Scan the lines below for the word "Nice". Copy each line you find it in.

(Data listing)
::::
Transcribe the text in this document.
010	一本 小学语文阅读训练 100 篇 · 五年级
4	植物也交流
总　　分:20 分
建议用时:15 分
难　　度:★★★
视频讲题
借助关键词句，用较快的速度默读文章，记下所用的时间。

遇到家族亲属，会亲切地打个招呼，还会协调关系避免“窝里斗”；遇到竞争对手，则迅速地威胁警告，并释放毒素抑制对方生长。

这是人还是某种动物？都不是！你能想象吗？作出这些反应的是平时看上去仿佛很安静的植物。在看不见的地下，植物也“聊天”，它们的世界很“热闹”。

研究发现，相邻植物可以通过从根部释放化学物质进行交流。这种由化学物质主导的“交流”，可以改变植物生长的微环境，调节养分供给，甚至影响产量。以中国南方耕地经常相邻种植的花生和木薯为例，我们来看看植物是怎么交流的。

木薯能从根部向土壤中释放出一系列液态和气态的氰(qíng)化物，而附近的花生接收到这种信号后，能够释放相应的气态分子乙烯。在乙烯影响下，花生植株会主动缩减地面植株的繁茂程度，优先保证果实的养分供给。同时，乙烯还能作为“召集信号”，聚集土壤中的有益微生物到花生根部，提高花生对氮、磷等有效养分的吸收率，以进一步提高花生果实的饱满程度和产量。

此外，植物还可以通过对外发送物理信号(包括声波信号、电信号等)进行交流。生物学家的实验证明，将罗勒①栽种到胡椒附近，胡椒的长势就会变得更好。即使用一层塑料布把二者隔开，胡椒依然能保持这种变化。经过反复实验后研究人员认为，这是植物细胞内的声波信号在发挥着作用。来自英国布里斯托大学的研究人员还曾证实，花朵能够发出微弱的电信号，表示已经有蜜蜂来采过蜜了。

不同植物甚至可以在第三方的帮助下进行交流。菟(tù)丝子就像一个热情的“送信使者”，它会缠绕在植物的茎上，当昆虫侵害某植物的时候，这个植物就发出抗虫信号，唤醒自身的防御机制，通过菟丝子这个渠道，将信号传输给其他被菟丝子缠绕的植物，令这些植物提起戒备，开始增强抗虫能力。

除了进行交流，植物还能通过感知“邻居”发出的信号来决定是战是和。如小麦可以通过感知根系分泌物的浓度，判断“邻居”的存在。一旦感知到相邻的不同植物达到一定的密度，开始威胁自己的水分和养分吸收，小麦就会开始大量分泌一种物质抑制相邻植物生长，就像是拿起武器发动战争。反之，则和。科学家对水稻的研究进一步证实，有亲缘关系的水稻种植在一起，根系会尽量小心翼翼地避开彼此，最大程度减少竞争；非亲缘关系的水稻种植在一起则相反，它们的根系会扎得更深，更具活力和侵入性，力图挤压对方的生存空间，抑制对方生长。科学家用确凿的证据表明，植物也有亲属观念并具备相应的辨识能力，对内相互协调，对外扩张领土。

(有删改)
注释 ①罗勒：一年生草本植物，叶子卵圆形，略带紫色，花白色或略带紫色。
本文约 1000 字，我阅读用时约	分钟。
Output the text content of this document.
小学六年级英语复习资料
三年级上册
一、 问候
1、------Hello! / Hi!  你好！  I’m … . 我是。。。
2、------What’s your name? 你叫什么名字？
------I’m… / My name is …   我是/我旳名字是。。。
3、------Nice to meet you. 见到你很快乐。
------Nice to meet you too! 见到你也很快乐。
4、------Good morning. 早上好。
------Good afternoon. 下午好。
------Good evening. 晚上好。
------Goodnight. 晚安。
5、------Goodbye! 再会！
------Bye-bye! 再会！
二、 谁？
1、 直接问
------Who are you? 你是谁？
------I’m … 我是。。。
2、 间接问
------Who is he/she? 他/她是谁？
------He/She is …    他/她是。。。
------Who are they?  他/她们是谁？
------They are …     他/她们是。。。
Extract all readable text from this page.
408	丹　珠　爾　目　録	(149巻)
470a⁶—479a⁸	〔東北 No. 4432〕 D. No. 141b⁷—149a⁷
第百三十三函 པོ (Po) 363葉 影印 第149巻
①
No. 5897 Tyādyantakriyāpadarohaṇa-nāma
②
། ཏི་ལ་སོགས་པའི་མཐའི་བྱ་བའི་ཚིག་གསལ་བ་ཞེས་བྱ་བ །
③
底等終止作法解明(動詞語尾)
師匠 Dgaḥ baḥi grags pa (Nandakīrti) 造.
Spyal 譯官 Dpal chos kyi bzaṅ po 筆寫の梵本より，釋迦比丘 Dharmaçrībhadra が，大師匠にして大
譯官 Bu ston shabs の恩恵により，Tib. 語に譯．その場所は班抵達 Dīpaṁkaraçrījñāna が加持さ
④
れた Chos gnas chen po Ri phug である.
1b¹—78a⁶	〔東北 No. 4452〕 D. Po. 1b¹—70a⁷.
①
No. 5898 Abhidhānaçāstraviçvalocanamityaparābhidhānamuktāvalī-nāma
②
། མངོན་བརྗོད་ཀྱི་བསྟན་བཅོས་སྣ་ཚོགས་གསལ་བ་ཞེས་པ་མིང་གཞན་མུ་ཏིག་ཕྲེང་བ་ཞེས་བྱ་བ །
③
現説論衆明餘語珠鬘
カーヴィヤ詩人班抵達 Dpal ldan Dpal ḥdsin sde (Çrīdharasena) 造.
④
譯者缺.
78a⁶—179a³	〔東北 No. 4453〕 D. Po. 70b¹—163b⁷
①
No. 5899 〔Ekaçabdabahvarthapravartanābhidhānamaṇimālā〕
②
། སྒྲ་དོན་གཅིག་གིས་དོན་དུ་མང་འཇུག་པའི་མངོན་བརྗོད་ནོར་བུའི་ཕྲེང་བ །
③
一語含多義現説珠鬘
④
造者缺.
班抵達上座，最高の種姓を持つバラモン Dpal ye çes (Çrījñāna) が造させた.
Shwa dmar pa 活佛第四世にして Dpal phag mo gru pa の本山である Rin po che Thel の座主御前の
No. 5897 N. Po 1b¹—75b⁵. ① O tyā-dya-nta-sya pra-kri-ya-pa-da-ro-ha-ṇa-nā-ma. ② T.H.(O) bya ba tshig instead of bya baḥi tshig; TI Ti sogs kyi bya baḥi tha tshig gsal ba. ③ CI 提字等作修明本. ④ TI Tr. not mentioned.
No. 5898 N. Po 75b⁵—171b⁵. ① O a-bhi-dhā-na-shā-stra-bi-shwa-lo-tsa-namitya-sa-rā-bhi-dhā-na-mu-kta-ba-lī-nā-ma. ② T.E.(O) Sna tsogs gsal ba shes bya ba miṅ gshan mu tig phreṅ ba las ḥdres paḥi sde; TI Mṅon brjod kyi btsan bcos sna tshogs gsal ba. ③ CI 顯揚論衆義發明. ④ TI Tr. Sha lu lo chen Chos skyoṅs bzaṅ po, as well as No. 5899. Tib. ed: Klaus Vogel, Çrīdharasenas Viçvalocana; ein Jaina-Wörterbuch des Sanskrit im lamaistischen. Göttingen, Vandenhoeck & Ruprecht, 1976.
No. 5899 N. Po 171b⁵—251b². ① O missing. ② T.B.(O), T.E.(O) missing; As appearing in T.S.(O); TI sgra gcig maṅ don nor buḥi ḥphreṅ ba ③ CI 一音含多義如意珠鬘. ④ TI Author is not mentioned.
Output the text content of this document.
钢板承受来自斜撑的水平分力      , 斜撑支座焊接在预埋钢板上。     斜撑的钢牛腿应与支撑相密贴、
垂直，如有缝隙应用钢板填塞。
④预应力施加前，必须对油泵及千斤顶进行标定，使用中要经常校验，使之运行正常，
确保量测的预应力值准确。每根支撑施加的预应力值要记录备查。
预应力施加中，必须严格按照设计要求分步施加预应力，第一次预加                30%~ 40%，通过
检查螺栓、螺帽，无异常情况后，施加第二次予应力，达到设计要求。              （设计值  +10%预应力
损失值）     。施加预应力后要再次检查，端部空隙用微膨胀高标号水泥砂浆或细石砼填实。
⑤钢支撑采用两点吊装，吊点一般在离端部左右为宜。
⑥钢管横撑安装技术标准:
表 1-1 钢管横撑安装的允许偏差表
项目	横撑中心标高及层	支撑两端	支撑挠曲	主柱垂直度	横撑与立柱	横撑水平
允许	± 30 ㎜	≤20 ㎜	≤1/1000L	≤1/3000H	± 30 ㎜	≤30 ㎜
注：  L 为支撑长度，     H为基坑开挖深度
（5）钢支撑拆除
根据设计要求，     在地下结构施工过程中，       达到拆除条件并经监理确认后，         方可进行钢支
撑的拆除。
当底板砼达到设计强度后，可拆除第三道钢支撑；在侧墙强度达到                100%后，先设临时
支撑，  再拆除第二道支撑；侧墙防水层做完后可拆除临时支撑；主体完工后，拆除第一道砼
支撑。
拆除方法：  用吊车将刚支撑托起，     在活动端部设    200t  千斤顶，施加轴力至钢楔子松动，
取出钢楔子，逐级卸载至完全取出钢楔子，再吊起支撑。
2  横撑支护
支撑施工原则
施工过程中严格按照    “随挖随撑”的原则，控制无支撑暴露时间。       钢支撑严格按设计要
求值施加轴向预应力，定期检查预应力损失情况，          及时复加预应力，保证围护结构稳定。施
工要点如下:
::::
### Exercise output
3、------Nice to meet you. 见到你很快乐。
------Nice to meet you too! 见到你也很快乐。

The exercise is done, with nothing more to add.